EXERCISE AIM: Lines holding the string "Department" are the ones to copy from this listing.

[Data extracted from a collection]
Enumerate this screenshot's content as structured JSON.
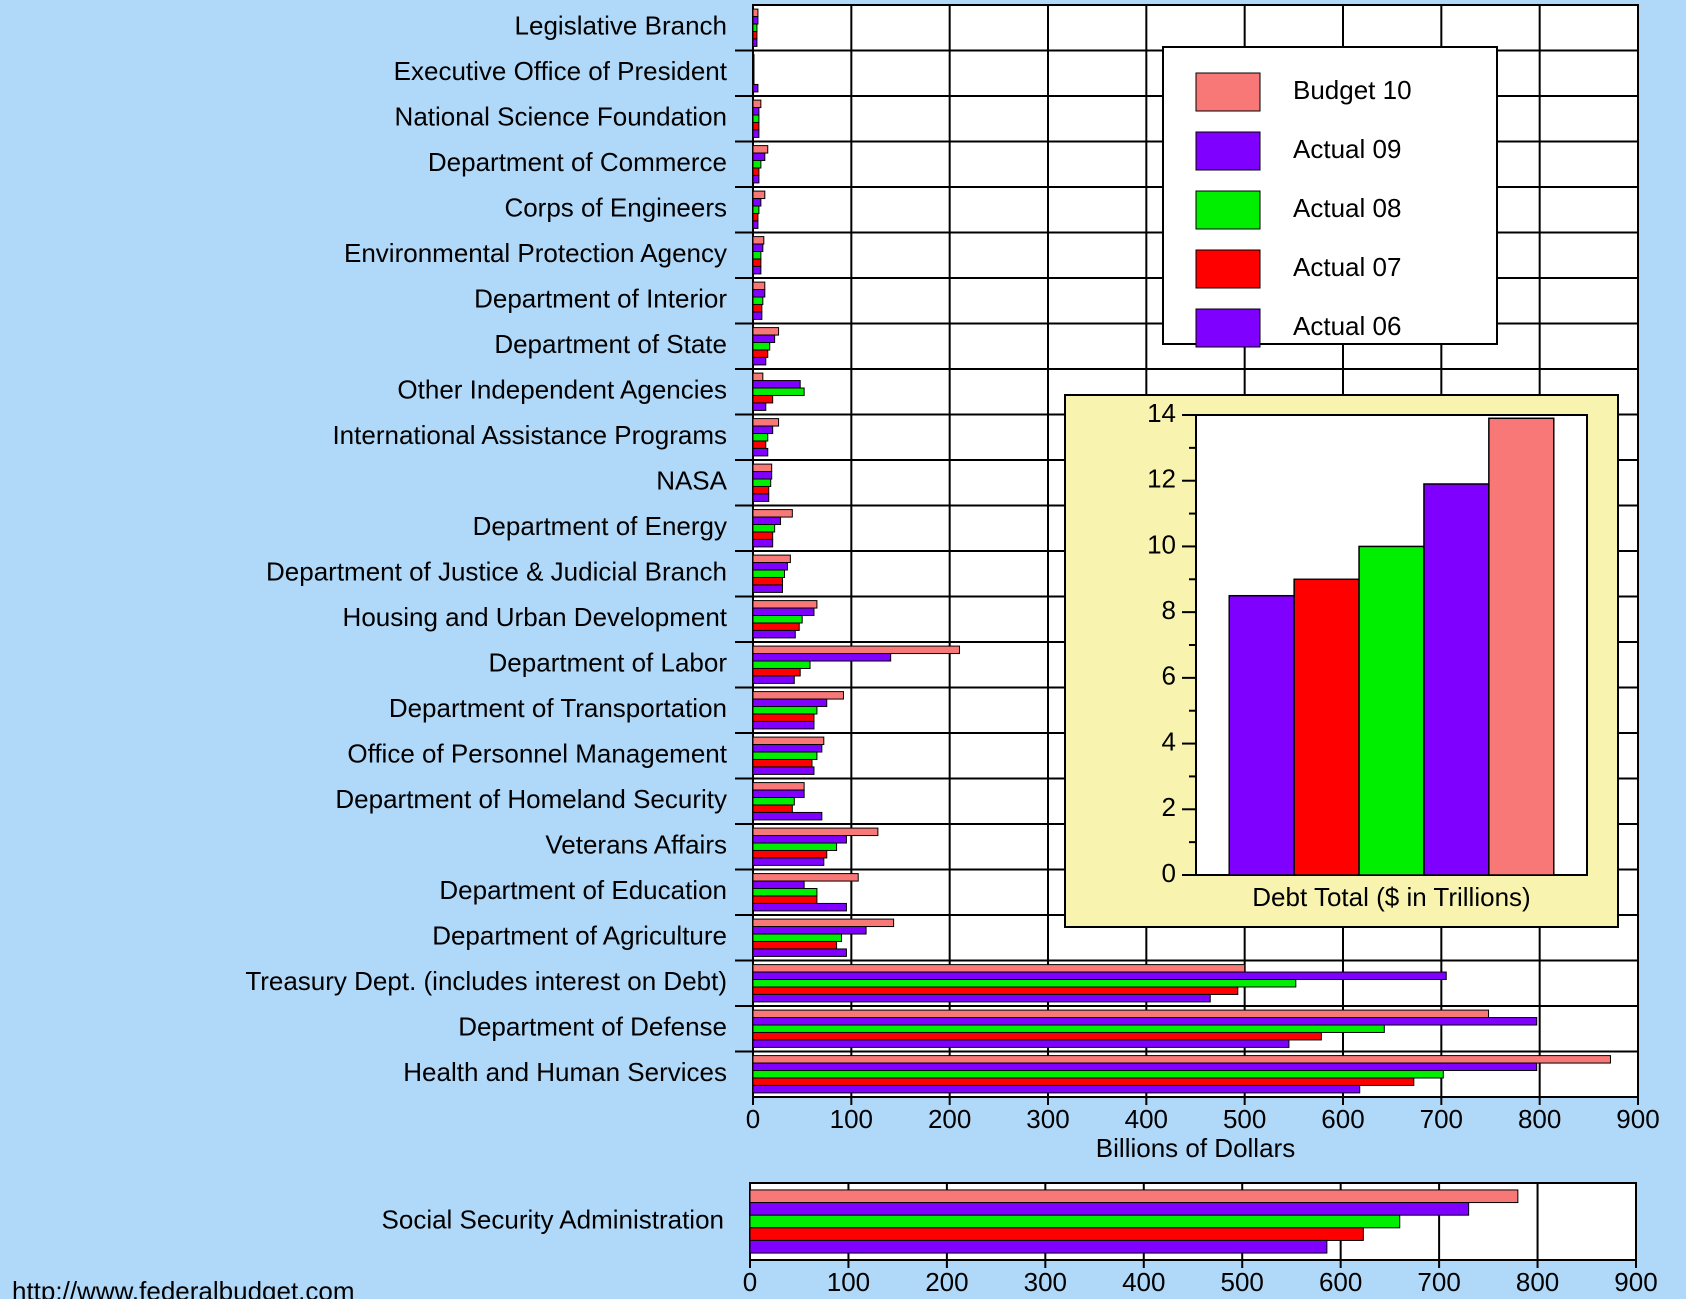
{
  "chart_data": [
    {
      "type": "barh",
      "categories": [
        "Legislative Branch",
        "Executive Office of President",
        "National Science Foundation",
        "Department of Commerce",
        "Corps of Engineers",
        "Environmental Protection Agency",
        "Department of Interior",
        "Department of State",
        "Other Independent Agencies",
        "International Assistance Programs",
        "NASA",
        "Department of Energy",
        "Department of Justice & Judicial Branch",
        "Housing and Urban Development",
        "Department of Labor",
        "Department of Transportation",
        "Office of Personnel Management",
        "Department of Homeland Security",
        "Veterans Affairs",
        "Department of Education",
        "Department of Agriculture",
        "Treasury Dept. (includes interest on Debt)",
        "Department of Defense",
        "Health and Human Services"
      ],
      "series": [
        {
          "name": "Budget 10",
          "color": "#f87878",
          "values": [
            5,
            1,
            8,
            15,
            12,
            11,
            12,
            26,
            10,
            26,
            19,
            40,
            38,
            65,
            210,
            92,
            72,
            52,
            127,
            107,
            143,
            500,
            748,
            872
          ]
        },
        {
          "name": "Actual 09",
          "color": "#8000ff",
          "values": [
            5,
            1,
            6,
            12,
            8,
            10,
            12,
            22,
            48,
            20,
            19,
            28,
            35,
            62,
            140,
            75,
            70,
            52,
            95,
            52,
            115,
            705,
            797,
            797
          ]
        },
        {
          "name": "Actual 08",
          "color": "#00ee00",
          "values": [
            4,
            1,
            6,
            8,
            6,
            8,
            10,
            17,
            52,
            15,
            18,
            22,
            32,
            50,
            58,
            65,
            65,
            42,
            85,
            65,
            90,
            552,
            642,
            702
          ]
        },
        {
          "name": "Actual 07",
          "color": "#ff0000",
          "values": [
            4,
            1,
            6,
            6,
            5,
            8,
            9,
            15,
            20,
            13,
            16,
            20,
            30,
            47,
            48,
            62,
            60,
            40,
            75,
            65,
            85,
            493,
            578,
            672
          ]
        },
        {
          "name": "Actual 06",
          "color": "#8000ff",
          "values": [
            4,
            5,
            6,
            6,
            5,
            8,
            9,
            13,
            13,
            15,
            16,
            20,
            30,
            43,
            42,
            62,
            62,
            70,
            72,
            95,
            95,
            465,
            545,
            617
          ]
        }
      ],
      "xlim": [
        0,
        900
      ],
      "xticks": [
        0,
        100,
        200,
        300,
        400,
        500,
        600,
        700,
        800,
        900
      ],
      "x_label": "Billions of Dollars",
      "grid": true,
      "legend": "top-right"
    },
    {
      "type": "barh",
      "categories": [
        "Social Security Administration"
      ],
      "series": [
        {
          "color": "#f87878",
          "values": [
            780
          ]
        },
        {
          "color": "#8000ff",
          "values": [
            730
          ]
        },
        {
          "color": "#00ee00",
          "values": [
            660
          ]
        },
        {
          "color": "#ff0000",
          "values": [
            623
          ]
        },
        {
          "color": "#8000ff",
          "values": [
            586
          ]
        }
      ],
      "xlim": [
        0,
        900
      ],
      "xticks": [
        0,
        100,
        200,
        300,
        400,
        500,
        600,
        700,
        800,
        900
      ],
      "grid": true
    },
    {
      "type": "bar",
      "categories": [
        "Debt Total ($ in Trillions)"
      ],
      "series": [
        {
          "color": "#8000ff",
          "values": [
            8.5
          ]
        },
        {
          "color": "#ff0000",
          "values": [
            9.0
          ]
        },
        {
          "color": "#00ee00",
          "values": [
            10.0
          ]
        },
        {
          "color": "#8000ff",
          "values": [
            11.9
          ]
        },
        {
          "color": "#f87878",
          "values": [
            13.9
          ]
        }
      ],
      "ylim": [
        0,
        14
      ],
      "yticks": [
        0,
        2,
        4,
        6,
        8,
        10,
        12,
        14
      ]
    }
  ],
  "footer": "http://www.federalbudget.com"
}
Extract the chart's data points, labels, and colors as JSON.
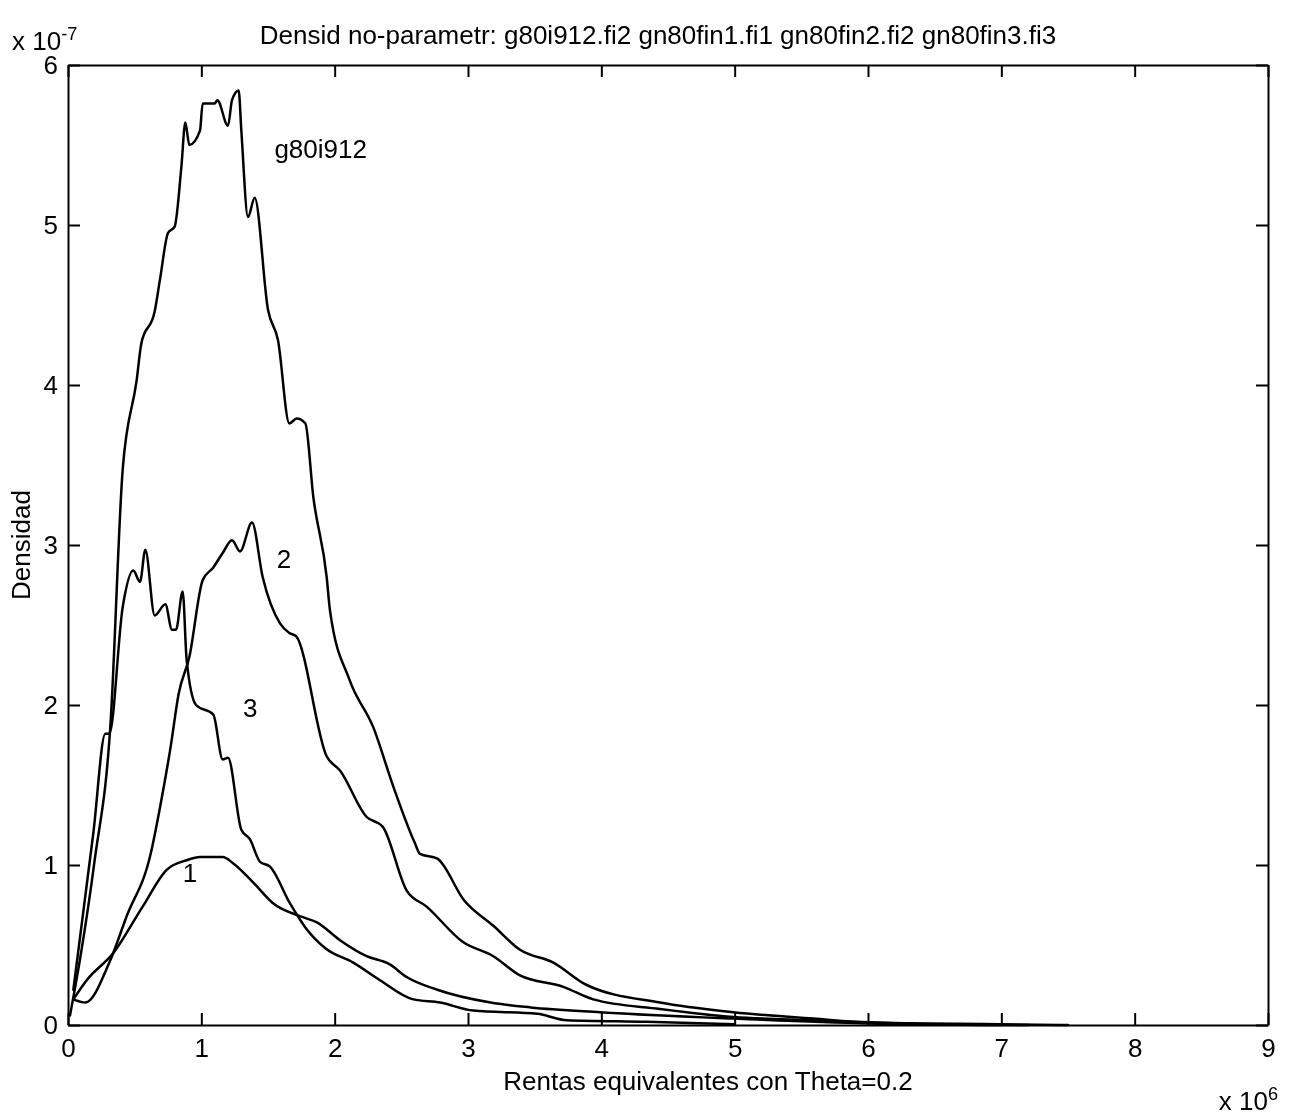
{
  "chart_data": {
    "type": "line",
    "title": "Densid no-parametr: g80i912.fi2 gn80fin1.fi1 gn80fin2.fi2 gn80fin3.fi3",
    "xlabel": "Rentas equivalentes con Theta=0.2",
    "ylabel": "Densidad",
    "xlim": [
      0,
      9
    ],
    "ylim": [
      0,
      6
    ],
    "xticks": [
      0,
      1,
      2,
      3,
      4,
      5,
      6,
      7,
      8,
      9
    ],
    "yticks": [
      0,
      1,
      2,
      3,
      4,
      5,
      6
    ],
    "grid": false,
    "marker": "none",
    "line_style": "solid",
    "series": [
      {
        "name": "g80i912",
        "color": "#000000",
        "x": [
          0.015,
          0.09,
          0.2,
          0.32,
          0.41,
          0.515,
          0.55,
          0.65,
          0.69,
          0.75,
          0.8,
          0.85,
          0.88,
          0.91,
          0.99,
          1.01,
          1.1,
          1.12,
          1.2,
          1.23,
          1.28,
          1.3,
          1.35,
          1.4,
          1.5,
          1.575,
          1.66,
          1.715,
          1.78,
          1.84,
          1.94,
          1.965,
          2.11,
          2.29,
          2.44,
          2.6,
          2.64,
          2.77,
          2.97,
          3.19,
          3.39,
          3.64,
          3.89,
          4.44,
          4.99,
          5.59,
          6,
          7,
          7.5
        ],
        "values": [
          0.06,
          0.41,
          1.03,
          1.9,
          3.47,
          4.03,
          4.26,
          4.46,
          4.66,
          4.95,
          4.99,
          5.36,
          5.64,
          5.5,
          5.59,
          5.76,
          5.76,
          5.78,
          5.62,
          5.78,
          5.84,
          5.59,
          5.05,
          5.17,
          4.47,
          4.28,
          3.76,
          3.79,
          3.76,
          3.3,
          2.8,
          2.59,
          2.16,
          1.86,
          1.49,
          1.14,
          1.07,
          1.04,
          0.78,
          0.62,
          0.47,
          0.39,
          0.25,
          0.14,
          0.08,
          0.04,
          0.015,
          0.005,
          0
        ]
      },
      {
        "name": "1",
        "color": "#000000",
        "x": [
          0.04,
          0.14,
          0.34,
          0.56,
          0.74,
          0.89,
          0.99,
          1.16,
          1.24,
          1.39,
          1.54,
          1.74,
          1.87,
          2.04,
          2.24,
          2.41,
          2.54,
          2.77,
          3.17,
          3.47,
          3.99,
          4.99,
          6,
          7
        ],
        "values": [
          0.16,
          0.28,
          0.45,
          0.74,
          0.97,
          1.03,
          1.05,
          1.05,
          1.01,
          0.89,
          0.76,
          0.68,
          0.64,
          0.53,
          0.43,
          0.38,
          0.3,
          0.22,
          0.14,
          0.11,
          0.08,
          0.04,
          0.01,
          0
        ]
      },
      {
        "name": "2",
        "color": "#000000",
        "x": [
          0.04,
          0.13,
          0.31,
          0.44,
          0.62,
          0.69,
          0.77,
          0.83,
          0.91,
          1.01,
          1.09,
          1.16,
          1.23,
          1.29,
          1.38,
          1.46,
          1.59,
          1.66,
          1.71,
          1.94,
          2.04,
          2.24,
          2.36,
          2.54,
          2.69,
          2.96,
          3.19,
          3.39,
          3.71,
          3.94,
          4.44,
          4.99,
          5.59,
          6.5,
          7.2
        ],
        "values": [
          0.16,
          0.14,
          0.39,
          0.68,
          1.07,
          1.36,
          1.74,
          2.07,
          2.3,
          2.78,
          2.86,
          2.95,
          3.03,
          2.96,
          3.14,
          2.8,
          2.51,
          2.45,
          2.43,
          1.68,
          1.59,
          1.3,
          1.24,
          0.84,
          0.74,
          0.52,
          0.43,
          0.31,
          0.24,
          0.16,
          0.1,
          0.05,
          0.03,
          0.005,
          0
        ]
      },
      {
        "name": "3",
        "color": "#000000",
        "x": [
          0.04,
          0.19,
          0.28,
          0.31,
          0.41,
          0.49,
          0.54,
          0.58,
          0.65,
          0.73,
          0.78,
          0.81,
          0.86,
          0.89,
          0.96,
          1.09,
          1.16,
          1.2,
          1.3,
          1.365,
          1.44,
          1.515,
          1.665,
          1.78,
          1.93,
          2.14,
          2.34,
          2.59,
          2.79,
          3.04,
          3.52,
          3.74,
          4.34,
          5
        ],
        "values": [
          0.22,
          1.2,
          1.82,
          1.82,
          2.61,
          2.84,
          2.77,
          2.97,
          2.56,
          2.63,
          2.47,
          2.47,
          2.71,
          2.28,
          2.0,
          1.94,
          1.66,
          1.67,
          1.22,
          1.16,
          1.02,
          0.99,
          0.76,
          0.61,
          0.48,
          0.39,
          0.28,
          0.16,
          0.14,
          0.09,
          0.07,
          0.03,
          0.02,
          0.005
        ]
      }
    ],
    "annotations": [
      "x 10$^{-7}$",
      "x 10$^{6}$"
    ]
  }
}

CORRECT OUTPUT:
        "Department of Commerce",
        "Department of Interior",
        "Department of State",
        "Department of Energy",
        "Department of Justice & Judicial Branch",
        "Department of Labor",
        "Department of Transportation",
        "Department of Homeland Security",
        "Department of Education",
        "Department of Agriculture",
        "Department of Defense",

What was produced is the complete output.